* **TASK DIRECTIONS**: Would it be possible to write out each entry below exactly, without the pictures?

* **DATA SUPPLIED**:
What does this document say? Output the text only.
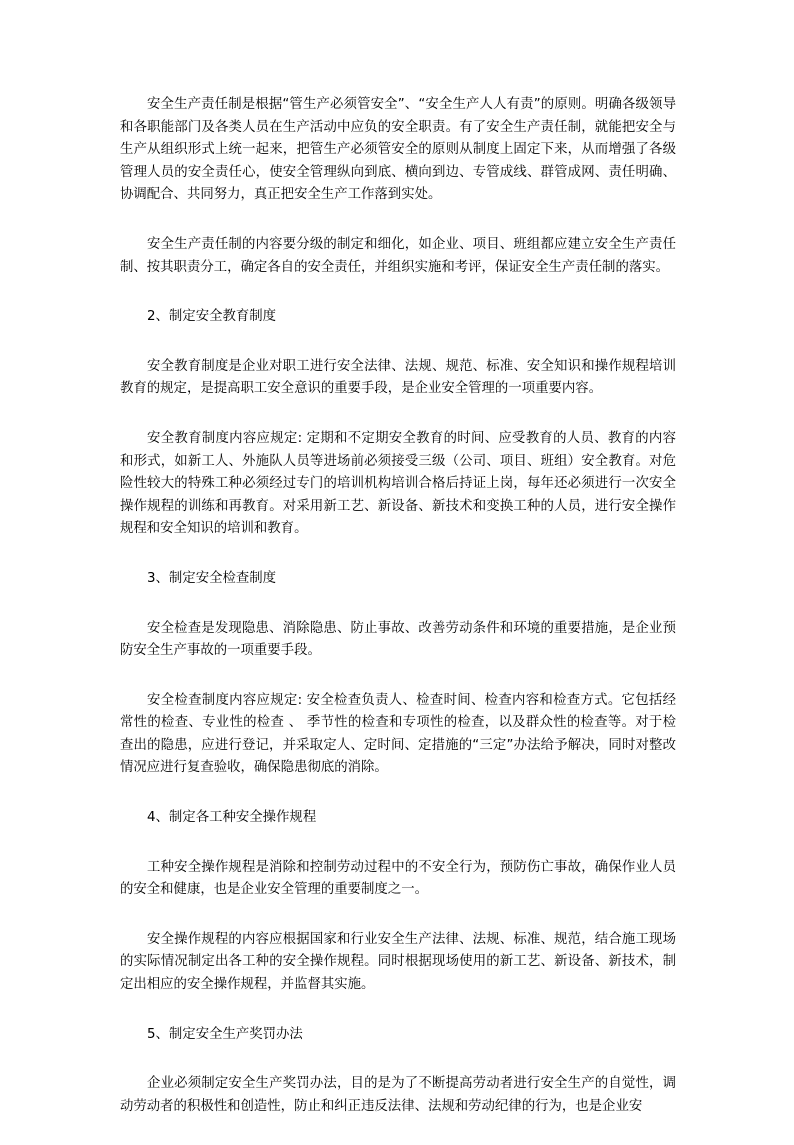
安全生产责任制是根据“管生产必须管安全”、“安全生产人人有责”的原则。明确各级领导和各职能部门及各类人员在生产活动中应负的安全职责。有了安全生产责任制，就能把安全与生产从组织形式上统一起来，把管生产必须管安全的原则从制度上固定下来，从而增强了各级管理人员的安全责任心，使安全管理纵向到底、横向到边、专管成线、群管成网、责任明确、协调配合、共同努力，真正把安全生产工作落到实处。

安全生产责任制的内容要分级的制定和细化，如企业、项目、班组都应建立安全生产责任制、按其职责分工，确定各自的安全责任，并组织实施和考评，保证安全生产责任制的落实。

2、制定安全教育制度

安全教育制度是企业对职工进行安全法律、法规、规范、标准、安全知识和操作规程培训教育的规定，是提高职工安全意识的重要手段，是企业安全管理的一项重要内容。

安全教育制度内容应规定: 定期和不定期安全教育的时间、应受教育的人员、教育的内容和形式，如新工人、外施队人员等进场前必须接受三级（公司、项目、班组）安全教育。对危险性较大的特殊工种必须经过专门的培训机构培训合格后持证上岗，每年还必须进行一次安全操作规程的训练和再教育。对采用新工艺、新设备、新技术和变换工种的人员，进行安全操作规程和安全知识的培训和教育。

3、制定安全检查制度

安全检查是发现隐患、消除隐患、防止事故、改善劳动条件和环境的重要措施，是企业预防安全生产事故的一项重要手段。

安全检查制度内容应规定: 安全检查负责人、检查时间、检查内容和检查方式。它包括经常性的检查、专业性的检查 、 季节性的检查和专项性的检查，以及群众性的检查等。对于检查出的隐患，应进行登记，并采取定人、定时间、定措施的“三定”办法给予解决，同时对整改情况应进行复查验收，确保隐患彻底的消除。

4、制定各工种安全操作规程

工种安全操作规程是消除和控制劳动过程中的不安全行为，预防伤亡事故，确保作业人员的安全和健康，也是企业安全管理的重要制度之一。

安全操作规程的内容应根据国家和行业安全生产法律、法规、标准、规范，结合施工现场的实际情况制定出各工种的安全操作规程。同时根据现场使用的新工艺、新设备、新技术，制定出相应的安全操作规程，并监督其实施。

5、制定安全生产奖罚办法

企业必须制定安全生产奖罚办法，目的是为了不断提高劳动者进行安全生产的自觉性，调动劳动者的积极性和创造性，防止和纠正违反法律、法规和劳动纪律的行为，也是企业安
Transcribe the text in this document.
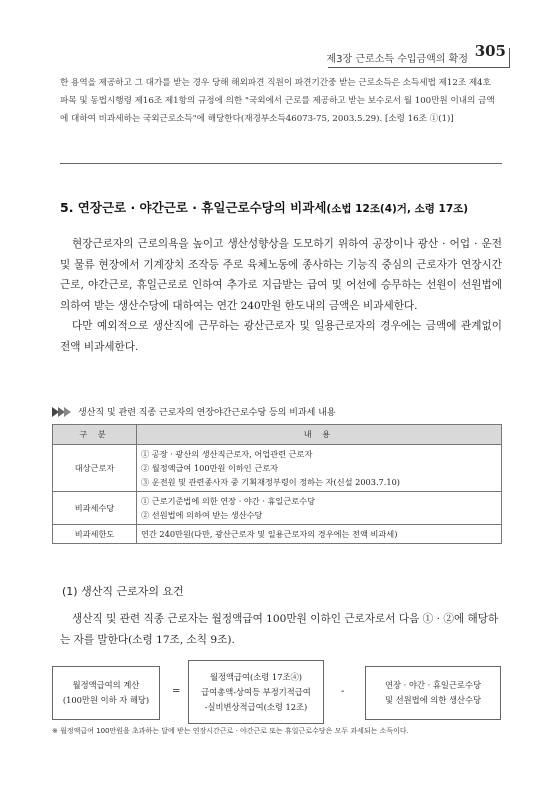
제3장 근로소득 수입금액의 확정 305
한 용역을 제공하고 그 대가를 받는 경우 당해 해외파견 직원이 파견기간중 받는 근로소득은 소득세법 제12조 제4호 파목 및 동법시행령 제16조 제1항의 규정에 의한 "국외에서 근로를 제공하고 받는 보수로서 월 100만원 이내의 금액에 대하여 비과세하는 국외근로소득"에 해당한다(재경부소득46073-75, 2003.5.29). [소령 16조 ①(1)]
5. 연장근로 · 야간근로 · 휴일근로수당의 비과세(소법 12조(4)거, 소령 17조)

현장근로자의 근로의욕을 높이고 생산성향상을 도모하기 위하여 공장이나 광산 · 어업 · 운전 및 물류 현장에서 기계장치 조작등 주로 육체노동에 종사하는 기능직 중심의 근로자가 연장시간근로, 야간근로, 휴일근로로 인하여 추가로 지급받는 급여 및 어선에 승무하는 선원이 선원법에 의하여 받는 생산수당에 대하여는 연간 240만원 한도내의 금액은 비과세한다.

다만 예외적으로 생산직에 근무하는 광산근로자 및 일용근로자의 경우에는 금액에 관계없이 전액 비과세한다.

생산직 및 관련 직종 근로자의 연장야간근로수당 등의 비과세 내용
구 분	내 용
대상근로자	① 공장 · 광산의 생산직근로자, 어업관련 근로자
② 월정액급여 100만원 이하인 근로자
③ 운전원 및 관련종사자 중 기획재정부령이 정하는 자(신설 2003.7.10)

비과세수당	① 근로기준법에 의한 연장 · 야간 · 휴일근로수당
② 선원법에 의하여 받는 생산수당

비과세한도	연간 240만원(다만, 광산근로자 및 일용근로자의 경우에는 전액 비과세)
(1) 생산직 근로자의 요건
생산직 및 관련 직종 근로자는 월정액급여 100만원 이하인 근로자로서 다음 ① · ②에 해당하는 자를 말한다(소령 17조, 소칙 9조).
월정액급여의 계산
(100만원 이하 자 해당)
=
월정액급여(소령 17조④)
급여총액-상여등 부정기적급여
-실비변상적급여(소령 12조)
-
연장 · 야간 · 휴일근로수당
및 선원법에 의한 생산수당
※ 월정액급여 100만원을 초과하는 달에 받는 연장시간근로 · 야간근로 또는 휴일근로수당은 모두 과세되는 소득이다.
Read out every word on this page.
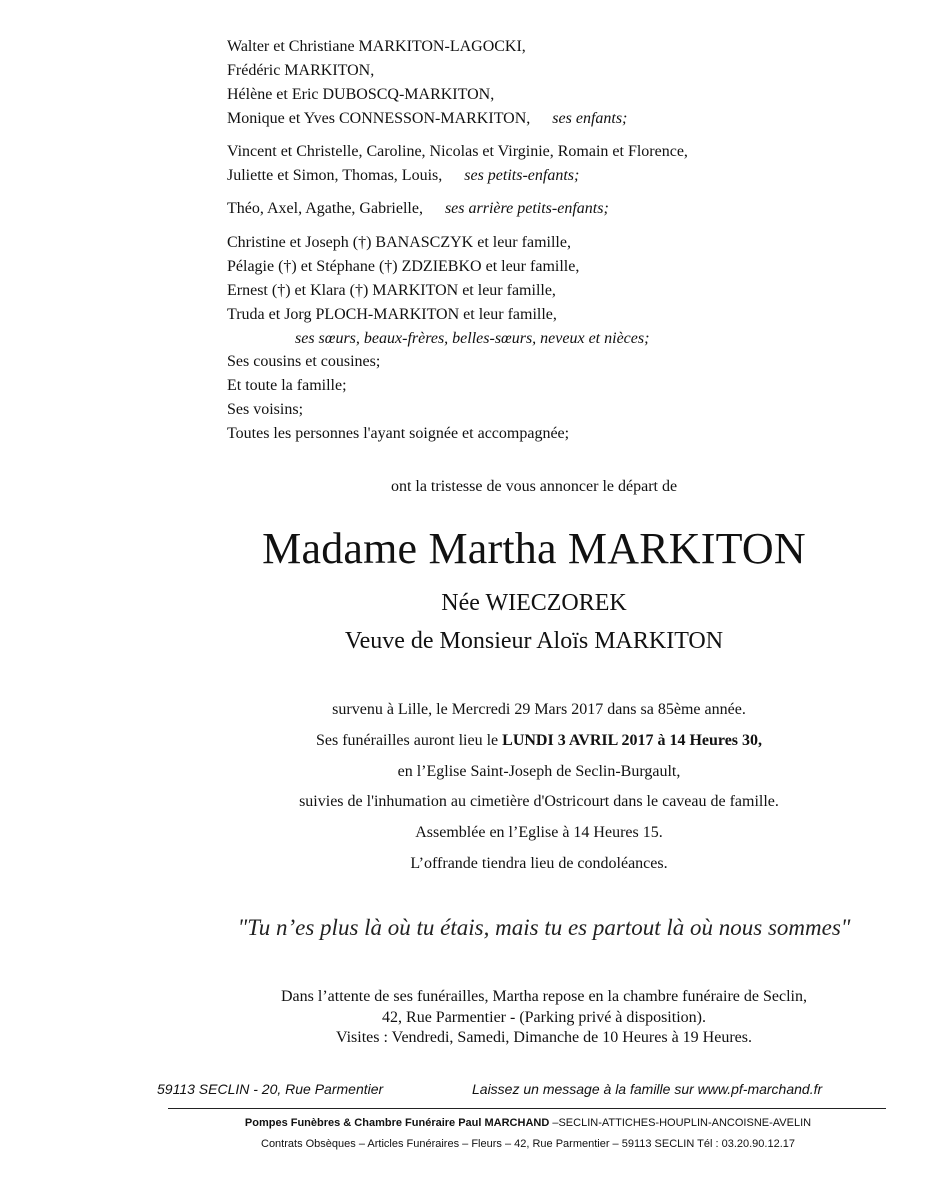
Walter et Christiane MARKITON-LAGOCKI,
Frédéric MARKITON,
Hélène et Eric DUBOSCQ-MARKITON,
Monique et Yves CONNESSON-MARKITON, ses enfants;
Vincent et Christelle, Caroline, Nicolas et Virginie, Romain et Florence,
Juliette et Simon, Thomas, Louis, ses petits-enfants;
Théo, Axel, Agathe, Gabrielle, ses arrière petits-enfants;
Christine et Joseph (†) BANASCZYK et leur famille,
Pélagie (†) et Stéphane (†) ZDZIEBKO et leur famille,
Ernest (†) et Klara (†) MARKITON et leur famille,
Truda et Jorg PLOCH-MARKITON et leur famille,
ses sœurs, beaux-frères, belles-sœurs, neveux et nièces;
Ses cousins et cousines;
Et toute la famille;
Ses voisins;
Toutes les personnes l'ayant soignée et accompagnée;
ont la tristesse de vous annoncer le départ de
Madame Martha MARKITON
Née WIECZOREK
Veuve de Monsieur Aloïs MARKITON
survenu à Lille, le Mercredi 29 Mars 2017 dans sa 85ème année.
Ses funérailles auront lieu le LUNDI 3 AVRIL 2017 à 14 Heures 30,
en l’Eglise Saint-Joseph de Seclin-Burgault,
suivies de l'inhumation au cimetière d'Ostricourt dans le caveau de famille.
Assemblée en l’Eglise à 14 Heures 15.
L’offrande tiendra lieu de condoléances.
"Tu n’es plus là où tu étais, mais tu es partout là où nous sommes"
Dans l’attente de ses funérailles, Martha repose en la chambre funéraire de Seclin,
42, Rue Parmentier - (Parking privé à disposition).
Visites : Vendredi, Samedi, Dimanche de 10 Heures à 19 Heures.
59113 SECLIN - 20, Rue Parmentier	Laissez un message à la famille sur www.pf-marchand.fr
Pompes Funèbres & Chambre Funéraire Paul MARCHAND –SECLIN-ATTICHES-HOUPLIN-ANCOISNE-AVELIN
Contrats Obsèques – Articles Funéraires – Fleurs – 42, Rue Parmentier – 59113 SECLIN Tél : 03.20.90.12.17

* **ANSWER TO THIS TASK**:
What does this document say? Output the text only.
安全生产责任制是根据“管生产必须管安全”、“安全生产人人有责”的原则。明确各级领导和各职能部门及各类人员在生产活动中应负的安全职责。有了安全生产责任制，就能把安全与生产从组织形式上统一起来，把管生产必须管安全的原则从制度上固定下来，从而增强了各级管理人员的安全责任心，使安全管理纵向到底、横向到边、专管成线、群管成网、责任明确、协调配合、共同努力，真正把安全生产工作落到实处。

安全生产责任制的内容要分级的制定和细化，如企业、项目、班组都应建立安全生产责任制、按其职责分工，确定各自的安全责任，并组织实施和考评，保证安全生产责任制的落实。

2、制定安全教育制度

安全教育制度是企业对职工进行安全法律、法规、规范、标准、安全知识和操作规程培训教育的规定，是提高职工安全意识的重要手段，是企业安全管理的一项重要内容。

安全教育制度内容应规定: 定期和不定期安全教育的时间、应受教育的人员、教育的内容和形式，如新工人、外施队人员等进场前必须接受三级（公司、项目、班组）安全教育。对危险性较大的特殊工种必须经过专门的培训机构培训合格后持证上岗，每年还必须进行一次安全操作规程的训练和再教育。对采用新工艺、新设备、新技术和变换工种的人员，进行安全操作规程和安全知识的培训和教育。

3、制定安全检查制度

安全检查是发现隐患、消除隐患、防止事故、改善劳动条件和环境的重要措施，是企业预防安全生产事故的一项重要手段。

安全检查制度内容应规定: 安全检查负责人、检查时间、检查内容和检查方式。它包括经常性的检查、专业性的检查 、 季节性的检查和专项性的检查，以及群众性的检查等。对于检查出的隐患，应进行登记，并采取定人、定时间、定措施的“三定”办法给予解决，同时对整改情况应进行复查验收，确保隐患彻底的消除。

4、制定各工种安全操作规程

工种安全操作规程是消除和控制劳动过程中的不安全行为，预防伤亡事故，确保作业人员的安全和健康，也是企业安全管理的重要制度之一。

安全操作规程的内容应根据国家和行业安全生产法律、法规、标准、规范，结合施工现场的实际情况制定出各工种的安全操作规程。同时根据现场使用的新工艺、新设备、新技术，制定出相应的安全操作规程，并监督其实施。

5、制定安全生产奖罚办法

企业必须制定安全生产奖罚办法，目的是为了不断提高劳动者进行安全生产的自觉性，调动劳动者的积极性和创造性，防止和纠正违反法律、法规和劳动纪律的行为，也是企业安
Transcribe the text in this document.
제3장 근로소득 수입금액의 확정 305
한 용역을 제공하고 그 대가를 받는 경우 당해 해외파견 직원이 파견기간중 받는 근로소득은 소득세법 제12조 제4호 파목 및 동법시행령 제16조 제1항의 규정에 의한 "국외에서 근로를 제공하고 받는 보수로서 월 100만원 이내의 금액에 대하여 비과세하는 국외근로소득"에 해당한다(재경부소득46073-75, 2003.5.29). [소령 16조 ①(1)]
5. 연장근로 · 야간근로 · 휴일근로수당의 비과세(소법 12조(4)거, 소령 17조)

현장근로자의 근로의욕을 높이고 생산성향상을 도모하기 위하여 공장이나 광산 · 어업 · 운전 및 물류 현장에서 기계장치 조작등 주로 육체노동에 종사하는 기능직 중심의 근로자가 연장시간근로, 야간근로, 휴일근로로 인하여 추가로 지급받는 급여 및 어선에 승무하는 선원이 선원법에 의하여 받는 생산수당에 대하여는 연간 240만원 한도내의 금액은 비과세한다.

다만 예외적으로 생산직에 근무하는 광산근로자 및 일용근로자의 경우에는 금액에 관계없이 전액 비과세한다.

생산직 및 관련 직종 근로자의 연장야간근로수당 등의 비과세 내용
구 분	내 용
대상근로자	① 공장 · 광산의 생산직근로자, 어업관련 근로자
② 월정액급여 100만원 이하인 근로자
③ 운전원 및 관련종사자 중 기획재정부령이 정하는 자(신설 2003.7.10)

비과세수당	① 근로기준법에 의한 연장 · 야간 · 휴일근로수당
② 선원법에 의하여 받는 생산수당

비과세한도	연간 240만원(다만, 광산근로자 및 일용근로자의 경우에는 전액 비과세)
(1) 생산직 근로자의 요건
생산직 및 관련 직종 근로자는 월정액급여 100만원 이하인 근로자로서 다음 ① · ②에 해당하는 자를 말한다(소령 17조, 소칙 9조).
월정액급여의 계산
(100만원 이하 자 해당)
=
월정액급여(소령 17조④)
급여총액-상여등 부정기적급여
-실비변상적급여(소령 12조)
-
연장 · 야간 · 휴일근로수당
및 선원법에 의한 생산수당
※ 월정액급여 100만원을 초과하는 달에 받는 연장시간근로 · 야간근로 또는 휴일근로수당은 모두 과세되는 소득이다.
Read out every word on this page.
Walter et Christiane MARKITON-LAGOCKI,
Frédéric MARKITON,
Hélène et Eric DUBOSCQ-MARKITON,
Monique et Yves CONNESSON-MARKITON, ses enfants;
Vincent et Christelle, Caroline, Nicolas et Virginie, Romain et Florence,
Juliette et Simon, Thomas, Louis, ses petits-enfants;
Théo, Axel, Agathe, Gabrielle, ses arrière petits-enfants;
Christine et Joseph (†) BANASCZYK et leur famille,
Pélagie (†) et Stéphane (†) ZDZIEBKO et leur famille,
Ernest (†) et Klara (†) MARKITON et leur famille,
Truda et Jorg PLOCH-MARKITON et leur famille,
ses sœurs, beaux-frères, belles-sœurs, neveux et nièces;
Ses cousins et cousines;
Et toute la famille;
Ses voisins;
Toutes les personnes l'ayant soignée et accompagnée;
ont la tristesse de vous annoncer le départ de
Madame Martha MARKITON
Née WIECZOREK
Veuve de Monsieur Aloïs MARKITON
survenu à Lille, le Mercredi 29 Mars 2017 dans sa 85ème année.
Ses funérailles auront lieu le LUNDI 3 AVRIL 2017 à 14 Heures 30,
en l’Eglise Saint-Joseph de Seclin-Burgault,
suivies de l'inhumation au cimetière d'Ostricourt dans le caveau de famille.
Assemblée en l’Eglise à 14 Heures 15.
L’offrande tiendra lieu de condoléances.
"Tu n’es plus là où tu étais, mais tu es partout là où nous sommes"
Dans l’attente de ses funérailles, Martha repose en la chambre funéraire de Seclin,
42, Rue Parmentier - (Parking privé à disposition).
Visites : Vendredi, Samedi, Dimanche de 10 Heures à 19 Heures.
59113 SECLIN - 20, Rue Parmentier	Laissez un message à la famille sur www.pf-marchand.fr
Pompes Funèbres & Chambre Funéraire Paul MARCHAND –SECLIN-ATTICHES-HOUPLIN-ANCOISNE-AVELIN
Contrats Obsèques – Articles Funéraires – Fleurs – 42, Rue Parmentier – 59113 SECLIN Tél : 03.20.90.12.17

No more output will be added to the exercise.